* Given problem: Each record must be reproduced exactly as it is shown.

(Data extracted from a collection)

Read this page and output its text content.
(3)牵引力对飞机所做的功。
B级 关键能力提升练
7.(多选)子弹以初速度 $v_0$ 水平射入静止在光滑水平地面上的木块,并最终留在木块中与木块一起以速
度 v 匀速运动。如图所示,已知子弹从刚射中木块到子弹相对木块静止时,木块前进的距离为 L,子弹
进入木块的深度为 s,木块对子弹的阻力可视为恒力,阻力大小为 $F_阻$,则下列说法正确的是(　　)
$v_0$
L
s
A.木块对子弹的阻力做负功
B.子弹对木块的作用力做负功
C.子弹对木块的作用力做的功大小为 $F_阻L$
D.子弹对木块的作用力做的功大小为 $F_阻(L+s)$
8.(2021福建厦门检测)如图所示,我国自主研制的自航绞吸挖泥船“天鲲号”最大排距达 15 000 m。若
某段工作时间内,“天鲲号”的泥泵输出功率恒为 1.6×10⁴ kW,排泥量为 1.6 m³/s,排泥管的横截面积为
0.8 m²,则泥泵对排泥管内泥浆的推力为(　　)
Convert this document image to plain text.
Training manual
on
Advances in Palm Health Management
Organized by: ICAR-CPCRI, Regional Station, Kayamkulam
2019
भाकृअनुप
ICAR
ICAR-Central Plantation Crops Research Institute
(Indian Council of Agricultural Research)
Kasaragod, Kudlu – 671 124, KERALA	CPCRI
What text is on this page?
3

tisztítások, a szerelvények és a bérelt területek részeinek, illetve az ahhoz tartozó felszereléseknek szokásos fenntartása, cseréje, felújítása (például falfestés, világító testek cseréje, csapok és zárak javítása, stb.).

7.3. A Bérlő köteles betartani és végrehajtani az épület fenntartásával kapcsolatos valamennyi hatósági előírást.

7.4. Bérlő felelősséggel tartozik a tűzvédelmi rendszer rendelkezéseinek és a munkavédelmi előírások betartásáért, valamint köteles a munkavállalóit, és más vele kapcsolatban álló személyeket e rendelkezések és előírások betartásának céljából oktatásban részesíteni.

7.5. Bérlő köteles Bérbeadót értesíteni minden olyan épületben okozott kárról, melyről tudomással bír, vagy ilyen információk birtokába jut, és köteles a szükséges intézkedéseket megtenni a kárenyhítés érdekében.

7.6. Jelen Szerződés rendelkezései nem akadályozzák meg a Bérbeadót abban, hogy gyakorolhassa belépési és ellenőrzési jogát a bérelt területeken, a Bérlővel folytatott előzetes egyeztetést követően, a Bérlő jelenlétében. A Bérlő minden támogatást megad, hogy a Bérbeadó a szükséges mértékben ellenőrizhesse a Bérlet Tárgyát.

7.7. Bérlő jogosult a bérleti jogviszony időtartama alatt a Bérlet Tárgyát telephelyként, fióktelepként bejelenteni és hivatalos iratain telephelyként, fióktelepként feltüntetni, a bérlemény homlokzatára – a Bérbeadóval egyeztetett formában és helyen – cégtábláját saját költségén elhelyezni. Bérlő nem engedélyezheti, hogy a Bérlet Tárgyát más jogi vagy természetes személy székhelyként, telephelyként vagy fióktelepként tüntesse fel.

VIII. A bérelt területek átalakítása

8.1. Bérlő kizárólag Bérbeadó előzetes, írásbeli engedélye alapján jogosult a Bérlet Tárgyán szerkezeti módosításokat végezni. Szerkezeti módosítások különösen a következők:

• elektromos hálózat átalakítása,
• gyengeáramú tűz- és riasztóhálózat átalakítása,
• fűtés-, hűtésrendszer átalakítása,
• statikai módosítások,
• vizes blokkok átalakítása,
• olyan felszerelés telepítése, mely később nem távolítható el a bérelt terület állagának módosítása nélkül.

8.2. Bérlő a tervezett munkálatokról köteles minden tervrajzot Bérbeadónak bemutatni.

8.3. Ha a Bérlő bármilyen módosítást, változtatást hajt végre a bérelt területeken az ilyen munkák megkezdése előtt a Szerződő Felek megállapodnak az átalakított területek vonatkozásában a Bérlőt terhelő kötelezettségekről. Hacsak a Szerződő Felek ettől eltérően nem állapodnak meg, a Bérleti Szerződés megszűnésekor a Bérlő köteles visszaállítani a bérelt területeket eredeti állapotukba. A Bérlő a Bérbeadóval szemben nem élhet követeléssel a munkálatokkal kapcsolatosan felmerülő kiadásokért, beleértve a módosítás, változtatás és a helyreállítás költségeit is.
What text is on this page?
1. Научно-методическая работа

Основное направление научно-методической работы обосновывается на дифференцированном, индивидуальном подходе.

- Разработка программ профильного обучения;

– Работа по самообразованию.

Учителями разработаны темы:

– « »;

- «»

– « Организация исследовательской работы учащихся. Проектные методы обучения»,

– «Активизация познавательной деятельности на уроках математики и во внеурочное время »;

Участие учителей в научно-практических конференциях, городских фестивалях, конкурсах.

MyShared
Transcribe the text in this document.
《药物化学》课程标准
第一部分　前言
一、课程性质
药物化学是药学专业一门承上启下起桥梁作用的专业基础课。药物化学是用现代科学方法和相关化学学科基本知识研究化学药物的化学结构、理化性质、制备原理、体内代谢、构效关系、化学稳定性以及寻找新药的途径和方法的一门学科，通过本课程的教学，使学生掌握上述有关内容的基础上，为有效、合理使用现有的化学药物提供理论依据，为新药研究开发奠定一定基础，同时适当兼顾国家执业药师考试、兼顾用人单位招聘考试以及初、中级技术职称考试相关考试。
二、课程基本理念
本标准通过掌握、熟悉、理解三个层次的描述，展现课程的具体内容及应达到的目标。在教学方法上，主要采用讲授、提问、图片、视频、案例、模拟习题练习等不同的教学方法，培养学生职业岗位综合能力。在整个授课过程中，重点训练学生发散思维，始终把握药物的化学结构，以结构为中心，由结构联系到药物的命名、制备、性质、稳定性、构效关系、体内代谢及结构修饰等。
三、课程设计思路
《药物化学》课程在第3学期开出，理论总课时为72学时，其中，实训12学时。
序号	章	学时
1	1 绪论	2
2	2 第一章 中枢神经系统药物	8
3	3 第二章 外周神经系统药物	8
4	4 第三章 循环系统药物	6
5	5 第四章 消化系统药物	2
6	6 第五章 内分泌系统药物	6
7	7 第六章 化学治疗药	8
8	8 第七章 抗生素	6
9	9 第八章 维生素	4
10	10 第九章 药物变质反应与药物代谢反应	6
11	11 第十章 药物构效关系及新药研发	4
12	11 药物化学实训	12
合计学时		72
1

* Solution for this problem:
Read this page and output its text content.
(3)牵引力对飞机所做的功。
B级 关键能力提升练
7.(多选)子弹以初速度 $v_0$ 水平射入静止在光滑水平地面上的木块,并最终留在木块中与木块一起以速
度 v 匀速运动。如图所示,已知子弹从刚射中木块到子弹相对木块静止时,木块前进的距离为 L,子弹
进入木块的深度为 s,木块对子弹的阻力可视为恒力,阻力大小为 $F_阻$,则下列说法正确的是(　　)
$v_0$
L
s
A.木块对子弹的阻力做负功
B.子弹对木块的作用力做负功
C.子弹对木块的作用力做的功大小为 $F_阻L$
D.子弹对木块的作用力做的功大小为 $F_阻(L+s)$
8.(2021福建厦门检测)如图所示,我国自主研制的自航绞吸挖泥船“天鲲号”最大排距达 15 000 m。若
某段工作时间内,“天鲲号”的泥泵输出功率恒为 1.6×10⁴ kW,排泥量为 1.6 m³/s,排泥管的横截面积为
0.8 m²,则泥泵对排泥管内泥浆的推力为(　　)
Convert this document image to plain text.
Training manual
on
Advances in Palm Health Management
Organized by: ICAR-CPCRI, Regional Station, Kayamkulam
2019
भाकृअनुप
ICAR
ICAR-Central Plantation Crops Research Institute
(Indian Council of Agricultural Research)
Kasaragod, Kudlu – 671 124, KERALA	CPCRI
What text is on this page?
3

tisztítások, a szerelvények és a bérelt területek részeinek, illetve az ahhoz tartozó felszereléseknek szokásos fenntartása, cseréje, felújítása (például falfestés, világító testek cseréje, csapok és zárak javítása, stb.).

7.3. A Bérlő köteles betartani és végrehajtani az épület fenntartásával kapcsolatos valamennyi hatósági előírást.

7.4. Bérlő felelősséggel tartozik a tűzvédelmi rendszer rendelkezéseinek és a munkavédelmi előírások betartásáért, valamint köteles a munkavállalóit, és más vele kapcsolatban álló személyeket e rendelkezések és előírások betartásának céljából oktatásban részesíteni.

7.5. Bérlő köteles Bérbeadót értesíteni minden olyan épületben okozott kárról, melyről tudomással bír, vagy ilyen információk birtokába jut, és köteles a szükséges intézkedéseket megtenni a kárenyhítés érdekében.

7.6. Jelen Szerződés rendelkezései nem akadályozzák meg a Bérbeadót abban, hogy gyakorolhassa belépési és ellenőrzési jogát a bérelt területeken, a Bérlővel folytatott előzetes egyeztetést követően, a Bérlő jelenlétében. A Bérlő minden támogatást megad, hogy a Bérbeadó a szükséges mértékben ellenőrizhesse a Bérlet Tárgyát.

7.7. Bérlő jogosult a bérleti jogviszony időtartama alatt a Bérlet Tárgyát telephelyként, fióktelepként bejelenteni és hivatalos iratain telephelyként, fióktelepként feltüntetni, a bérlemény homlokzatára – a Bérbeadóval egyeztetett formában és helyen – cégtábláját saját költségén elhelyezni. Bérlő nem engedélyezheti, hogy a Bérlet Tárgyát más jogi vagy természetes személy székhelyként, telephelyként vagy fióktelepként tüntesse fel.

VIII. A bérelt területek átalakítása

8.1. Bérlő kizárólag Bérbeadó előzetes, írásbeli engedélye alapján jogosult a Bérlet Tárgyán szerkezeti módosításokat végezni. Szerkezeti módosítások különösen a következők:

• elektromos hálózat átalakítása,
• gyengeáramú tűz- és riasztóhálózat átalakítása,
• fűtés-, hűtésrendszer átalakítása,
• statikai módosítások,
• vizes blokkok átalakítása,
• olyan felszerelés telepítése, mely később nem távolítható el a bérelt terület állagának módosítása nélkül.

8.2. Bérlő a tervezett munkálatokról köteles minden tervrajzot Bérbeadónak bemutatni.

8.3. Ha a Bérlő bármilyen módosítást, változtatást hajt végre a bérelt területeken az ilyen munkák megkezdése előtt a Szerződő Felek megállapodnak az átalakított területek vonatkozásában a Bérlőt terhelő kötelezettségekről. Hacsak a Szerződő Felek ettől eltérően nem állapodnak meg, a Bérleti Szerződés megszűnésekor a Bérlő köteles visszaállítani a bérelt területeket eredeti állapotukba. A Bérlő a Bérbeadóval szemben nem élhet követeléssel a munkálatokkal kapcsolatosan felmerülő kiadásokért, beleértve a módosítás, változtatás és a helyreállítás költségeit is.
What text is on this page?
1. Научно-методическая работа

Основное направление научно-методической работы обосновывается на дифференцированном, индивидуальном подходе.

- Разработка программ профильного обучения;

– Работа по самообразованию.

Учителями разработаны темы:

– « »;

- «»

– « Организация исследовательской работы учащихся. Проектные методы обучения»,

– «Активизация познавательной деятельности на уроках математики и во внеурочное время »;

Участие учителей в научно-практических конференциях, городских фестивалях, конкурсах.

MyShared
Transcribe the text in this document.
《药物化学》课程标准
第一部分　前言
一、课程性质
药物化学是药学专业一门承上启下起桥梁作用的专业基础课。药物化学是用现代科学方法和相关化学学科基本知识研究化学药物的化学结构、理化性质、制备原理、体内代谢、构效关系、化学稳定性以及寻找新药的途径和方法的一门学科，通过本课程的教学，使学生掌握上述有关内容的基础上，为有效、合理使用现有的化学药物提供理论依据，为新药研究开发奠定一定基础，同时适当兼顾国家执业药师考试、兼顾用人单位招聘考试以及初、中级技术职称考试相关考试。
二、课程基本理念
本标准通过掌握、熟悉、理解三个层次的描述，展现课程的具体内容及应达到的目标。在教学方法上，主要采用讲授、提问、图片、视频、案例、模拟习题练习等不同的教学方法，培养学生职业岗位综合能力。在整个授课过程中，重点训练学生发散思维，始终把握药物的化学结构，以结构为中心，由结构联系到药物的命名、制备、性质、稳定性、构效关系、体内代谢及结构修饰等。
三、课程设计思路
《药物化学》课程在第3学期开出，理论总课时为72学时，其中，实训12学时。
序号	章	学时
1	1 绪论	2
2	2 第一章 中枢神经系统药物	8
3	3 第二章 外周神经系统药物	8
4	4 第三章 循环系统药物	6
5	5 第四章 消化系统药物	2
6	6 第五章 内分泌系统药物	6
7	7 第六章 化学治疗药	8
8	8 第七章 抗生素	6
9	9 第八章 维生素	4
10	10 第九章 药物变质反应与药物代谢反应	6
11	11 第十章 药物构效关系及新药研发	4
12	11 药物化学实训	12
合计学时		72
1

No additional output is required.